EXERCISE DESCRIPTION: Images are excluded; otherwise, output every record exactly.

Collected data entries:

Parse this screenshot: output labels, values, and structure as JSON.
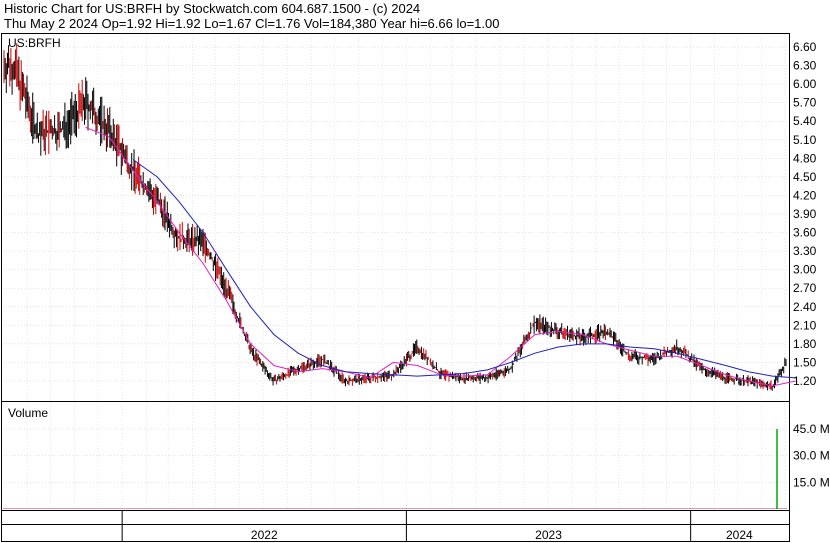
{
  "header": {
    "line1": "Historic Chart for US:BRFH by Stockwatch.com 604.687.1500 - (c) 2024",
    "line2": "Thu May  2 2024  Op=1.92  Hi=1.92  Lo=1.67  Cl=1.76  Vol=184,380  Year hi=6.66  lo=1.00"
  },
  "colors": {
    "price": "#000000",
    "ma_short": "#e020c0",
    "ma_long": "#2020c0",
    "down": "#cc0000",
    "volume_spike": "#00aa00"
  },
  "chart_data": [
    {
      "type": "line",
      "title": "US:BRFH",
      "ylim": [
        1.0,
        6.66
      ],
      "y_ticks": [
        "6.60",
        "6.30",
        "6.00",
        "5.70",
        "5.40",
        "5.10",
        "4.80",
        "4.50",
        "4.20",
        "3.90",
        "3.60",
        "3.30",
        "3.00",
        "2.70",
        "2.40",
        "2.10",
        "1.80",
        "1.50",
        "1.20"
      ],
      "x_labels": [
        "2022",
        "2023",
        "2024"
      ],
      "x_range": [
        "2021-08",
        "2024-05"
      ],
      "series": [
        {
          "role": "price",
          "x": [
            "2021-08",
            "2021-09",
            "2021-10",
            "2021-11",
            "2021-12",
            "2022-01",
            "2022-02",
            "2022-03",
            "2022-04",
            "2022-05",
            "2022-06",
            "2022-07",
            "2022-08",
            "2022-09",
            "2022-10",
            "2022-11",
            "2022-12",
            "2023-01",
            "2023-02",
            "2023-03",
            "2023-04",
            "2023-05",
            "2023-06",
            "2023-07",
            "2023-08",
            "2023-09",
            "2023-10",
            "2023-11",
            "2023-12",
            "2024-01",
            "2024-02",
            "2024-03",
            "2024-04",
            "2024-05"
          ],
          "values": [
            6.3,
            5.2,
            5.25,
            5.7,
            5.25,
            4.6,
            4.1,
            3.5,
            3.45,
            2.7,
            1.7,
            1.2,
            1.4,
            1.55,
            1.2,
            1.25,
            1.3,
            1.75,
            1.3,
            1.25,
            1.25,
            1.4,
            2.15,
            2.0,
            1.9,
            2.0,
            1.6,
            1.55,
            1.75,
            1.4,
            1.25,
            1.2,
            1.12,
            1.76
          ]
        },
        {
          "role": "ma_short",
          "x": [
            "2021-11",
            "2021-12",
            "2022-01",
            "2022-02",
            "2022-03",
            "2022-04",
            "2022-05",
            "2022-06",
            "2022-07",
            "2022-08",
            "2022-09",
            "2022-10",
            "2022-11",
            "2022-12",
            "2023-01",
            "2023-02",
            "2023-03",
            "2023-04",
            "2023-05",
            "2023-06",
            "2023-07",
            "2023-08",
            "2023-09",
            "2023-10",
            "2023-11",
            "2023-12",
            "2024-01",
            "2024-02",
            "2024-03",
            "2024-04",
            "2024-05"
          ],
          "values": [
            5.3,
            5.15,
            4.6,
            4.1,
            3.6,
            3.1,
            2.5,
            1.8,
            1.45,
            1.35,
            1.4,
            1.35,
            1.25,
            1.5,
            1.45,
            1.3,
            1.28,
            1.3,
            1.6,
            1.95,
            2.0,
            1.95,
            1.8,
            1.7,
            1.6,
            1.6,
            1.45,
            1.3,
            1.2,
            1.12,
            1.2
          ]
        },
        {
          "role": "ma_long",
          "x": [
            "2022-01",
            "2022-02",
            "2022-03",
            "2022-04",
            "2022-05",
            "2022-06",
            "2022-07",
            "2022-08",
            "2022-09",
            "2022-10",
            "2022-11",
            "2022-12",
            "2023-01",
            "2023-02",
            "2023-03",
            "2023-04",
            "2023-05",
            "2023-06",
            "2023-07",
            "2023-08",
            "2023-09",
            "2023-10",
            "2023-11",
            "2023-12",
            "2024-01",
            "2024-02",
            "2024-03",
            "2024-04",
            "2024-05"
          ],
          "values": [
            4.78,
            4.5,
            4.1,
            3.6,
            3.0,
            2.4,
            1.95,
            1.65,
            1.45,
            1.35,
            1.32,
            1.3,
            1.28,
            1.3,
            1.32,
            1.38,
            1.5,
            1.65,
            1.75,
            1.8,
            1.8,
            1.75,
            1.72,
            1.65,
            1.55,
            1.45,
            1.35,
            1.28,
            1.25
          ]
        }
      ]
    },
    {
      "type": "bar",
      "title": "Volume",
      "ylim": [
        0,
        50
      ],
      "y_ticks": [
        "45.0 M",
        "30.0 M",
        "15.0 M"
      ],
      "spikes": [
        {
          "x": "2024-04",
          "value": 45.0
        }
      ],
      "baseline": 0.4
    }
  ]
}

COMPLETED EXERCISE:
Parse this screenshot: output labels, values, and structure as JSON.
{
  "header": {
    "line1": "Historic Chart for US:BRFH by Stockwatch.com 604.687.1500 - (c) 2024",
    "line2": "Thu May  2 2024  Op=1.92  Hi=1.92  Lo=1.67  Cl=1.76  Vol=184,380  Year hi=6.66  lo=1.00"
  },
  "colors": {
    "price": "#000000",
    "ma_short": "#e020c0",
    "ma_long": "#2020c0",
    "down": "#cc0000",
    "volume_spike": "#00aa00"
  },
  "chart_data": [
    {
      "type": "line",
      "title": "US:BRFH",
      "ylim": [
        1.0,
        6.66
      ],
      "y_ticks": [
        "6.60",
        "6.30",
        "6.00",
        "5.70",
        "5.40",
        "5.10",
        "4.80",
        "4.50",
        "4.20",
        "3.90",
        "3.60",
        "3.30",
        "3.00",
        "2.70",
        "2.40",
        "2.10",
        "1.80",
        "1.50",
        "1.20"
      ],
      "x_labels": [
        "2022",
        "2023",
        "2024"
      ],
      "x_range": [
        "2021-08",
        "2024-05"
      ],
      "series": [
        {
          "role": "price",
          "x": [
            "2021-08",
            "2021-09",
            "2021-10",
            "2021-11",
            "2021-12",
            "2022-01",
            "2022-02",
            "2022-03",
            "2022-04",
            "2022-05",
            "2022-06",
            "2022-07",
            "2022-08",
            "2022-09",
            "2022-10",
            "2022-11",
            "2022-12",
            "2023-01",
            "2023-02",
            "2023-03",
            "2023-04",
            "2023-05",
            "2023-06",
            "2023-07",
            "2023-08",
            "2023-09",
            "2023-10",
            "2023-11",
            "2023-12",
            "2024-01",
            "2024-02",
            "2024-03",
            "2024-04",
            "2024-05"
          ],
          "values": [
            6.3,
            5.2,
            5.25,
            5.7,
            5.25,
            4.6,
            4.1,
            3.5,
            3.45,
            2.7,
            1.7,
            1.2,
            1.4,
            1.55,
            1.2,
            1.25,
            1.3,
            1.75,
            1.3,
            1.25,
            1.25,
            1.4,
            2.15,
            2.0,
            1.9,
            2.0,
            1.6,
            1.55,
            1.75,
            1.4,
            1.25,
            1.2,
            1.12,
            1.76
          ]
        },
        {
          "role": "ma_short",
          "x": [
            "2021-11",
            "2021-12",
            "2022-01",
            "2022-02",
            "2022-03",
            "2022-04",
            "2022-05",
            "2022-06",
            "2022-07",
            "2022-08",
            "2022-09",
            "2022-10",
            "2022-11",
            "2022-12",
            "2023-01",
            "2023-02",
            "2023-03",
            "2023-04",
            "2023-05",
            "2023-06",
            "2023-07",
            "2023-08",
            "2023-09",
            "2023-10",
            "2023-11",
            "2023-12",
            "2024-01",
            "2024-02",
            "2024-03",
            "2024-04",
            "2024-05"
          ],
          "values": [
            5.3,
            5.15,
            4.6,
            4.1,
            3.6,
            3.1,
            2.5,
            1.8,
            1.45,
            1.35,
            1.4,
            1.35,
            1.25,
            1.5,
            1.45,
            1.3,
            1.28,
            1.3,
            1.6,
            1.95,
            2.0,
            1.95,
            1.8,
            1.7,
            1.6,
            1.6,
            1.45,
            1.3,
            1.2,
            1.12,
            1.2
          ]
        },
        {
          "role": "ma_long",
          "x": [
            "2022-01",
            "2022-02",
            "2022-03",
            "2022-04",
            "2022-05",
            "2022-06",
            "2022-07",
            "2022-08",
            "2022-09",
            "2022-10",
            "2022-11",
            "2022-12",
            "2023-01",
            "2023-02",
            "2023-03",
            "2023-04",
            "2023-05",
            "2023-06",
            "2023-07",
            "2023-08",
            "2023-09",
            "2023-10",
            "2023-11",
            "2023-12",
            "2024-01",
            "2024-02",
            "2024-03",
            "2024-04",
            "2024-05"
          ],
          "values": [
            4.78,
            4.5,
            4.1,
            3.6,
            3.0,
            2.4,
            1.95,
            1.65,
            1.45,
            1.35,
            1.32,
            1.3,
            1.28,
            1.3,
            1.32,
            1.38,
            1.5,
            1.65,
            1.75,
            1.8,
            1.8,
            1.75,
            1.72,
            1.65,
            1.55,
            1.45,
            1.35,
            1.28,
            1.25
          ]
        }
      ]
    },
    {
      "type": "bar",
      "title": "Volume",
      "ylim": [
        0,
        50
      ],
      "y_ticks": [
        "45.0 M",
        "30.0 M",
        "15.0 M"
      ],
      "spikes": [
        {
          "x": "2024-04",
          "value": 45.0
        }
      ],
      "baseline": 0.4
    }
  ]
}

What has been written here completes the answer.